DATA TO USE
####################
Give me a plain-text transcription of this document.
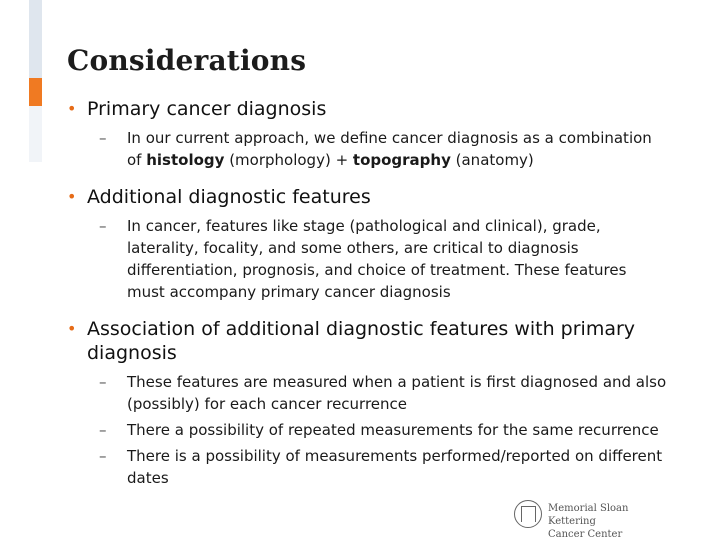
Considerations
• Primary cancer diagnosis
– In our current approach, we define cancer diagnosis as a combination of histology (morphology) + topography (anatomy)
• Additional diagnostic features
– In cancer, features like stage (pathological and clinical), grade, laterality, focality, and some others, are critical to diagnosis differentiation, prognosis, and choice of treatment. These features must accompany primary cancer diagnosis
• Association of additional diagnostic features with primary diagnosis
– These features are measured when a patient is first diagnosed and also (possibly) for each cancer recurrence
– There a possibility of repeated measurements for the same recurrence
– There is a possibility of measurements performed/reported on different dates
Memorial Sloan Kettering
Cancer Center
####################
Leave the pictures out and output the rest of the listing exactly.

Give me a plain-text transcription of this document.
Considerations
• Primary cancer diagnosis
– In our current approach, we define cancer diagnosis as a combination of histology (morphology) + topography (anatomy)
• Additional diagnostic features
– In cancer, features like stage (pathological and clinical), grade, laterality, focality, and some others, are critical to diagnosis differentiation, prognosis, and choice of treatment. These features must accompany primary cancer diagnosis
• Association of additional diagnostic features with primary diagnosis
– These features are measured when a patient is first diagnosed and also (possibly) for each cancer recurrence
– There a possibility of repeated measurements for the same recurrence
– There is a possibility of measurements performed/reported on different dates
Memorial Sloan Kettering
Cancer Center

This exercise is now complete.